[Dataset excerpts]
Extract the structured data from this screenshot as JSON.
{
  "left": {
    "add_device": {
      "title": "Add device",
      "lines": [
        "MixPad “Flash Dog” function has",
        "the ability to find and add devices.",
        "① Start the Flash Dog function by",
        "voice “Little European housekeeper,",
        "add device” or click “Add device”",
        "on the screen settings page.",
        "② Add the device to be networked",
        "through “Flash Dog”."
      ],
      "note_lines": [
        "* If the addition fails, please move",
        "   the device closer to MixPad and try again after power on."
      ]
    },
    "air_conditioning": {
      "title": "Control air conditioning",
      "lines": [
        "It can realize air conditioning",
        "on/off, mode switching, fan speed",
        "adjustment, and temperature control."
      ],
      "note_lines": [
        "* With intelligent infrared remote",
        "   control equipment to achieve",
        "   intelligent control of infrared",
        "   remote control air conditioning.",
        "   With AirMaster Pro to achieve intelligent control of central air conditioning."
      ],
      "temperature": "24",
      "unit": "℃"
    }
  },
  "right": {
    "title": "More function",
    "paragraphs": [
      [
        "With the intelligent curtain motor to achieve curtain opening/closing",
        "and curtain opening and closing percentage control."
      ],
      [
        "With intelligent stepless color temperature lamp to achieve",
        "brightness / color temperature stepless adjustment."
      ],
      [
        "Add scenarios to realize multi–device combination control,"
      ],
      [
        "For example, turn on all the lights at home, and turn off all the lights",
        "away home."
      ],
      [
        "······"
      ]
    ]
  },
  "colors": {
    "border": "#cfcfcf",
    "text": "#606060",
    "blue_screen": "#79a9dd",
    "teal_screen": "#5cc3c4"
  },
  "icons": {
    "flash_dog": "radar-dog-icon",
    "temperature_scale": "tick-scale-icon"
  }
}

[What you have to do]
Write out all the records above again, exactly as they stand.

[Correct answer]
Extract the structured data from this screenshot as JSON.
{
  "left": {
    "add_device": {
      "title": "Add device",
      "lines": [
        "MixPad “Flash Dog” function has",
        "the ability to find and add devices.",
        "① Start the Flash Dog function by",
        "voice “Little European housekeeper,",
        "add device” or click “Add device”",
        "on the screen settings page.",
        "② Add the device to be networked",
        "through “Flash Dog”."
      ],
      "note_lines": [
        "* If the addition fails, please move",
        "   the device closer to MixPad and try again after power on."
      ]
    },
    "air_conditioning": {
      "title": "Control air conditioning",
      "lines": [
        "It can realize air conditioning",
        "on/off, mode switching, fan speed",
        "adjustment, and temperature control."
      ],
      "note_lines": [
        "* With intelligent infrared remote",
        "   control equipment to achieve",
        "   intelligent control of infrared",
        "   remote control air conditioning.",
        "   With AirMaster Pro to achieve intelligent control of central air conditioning."
      ],
      "temperature": "24",
      "unit": "℃"
    }
  },
  "right": {
    "title": "More function",
    "paragraphs": [
      [
        "With the intelligent curtain motor to achieve curtain opening/closing",
        "and curtain opening and closing percentage control."
      ],
      [
        "With intelligent stepless color temperature lamp to achieve",
        "brightness / color temperature stepless adjustment."
      ],
      [
        "Add scenarios to realize multi–device combination control,"
      ],
      [
        "For example, turn on all the lights at home, and turn off all the lights",
        "away home."
      ],
      [
        "······"
      ]
    ]
  },
  "colors": {
    "border": "#cfcfcf",
    "text": "#606060",
    "blue_screen": "#79a9dd",
    "teal_screen": "#5cc3c4"
  },
  "icons": {
    "flash_dog": "radar-dog-icon",
    "temperature_scale": "tick-scale-icon"
  }
}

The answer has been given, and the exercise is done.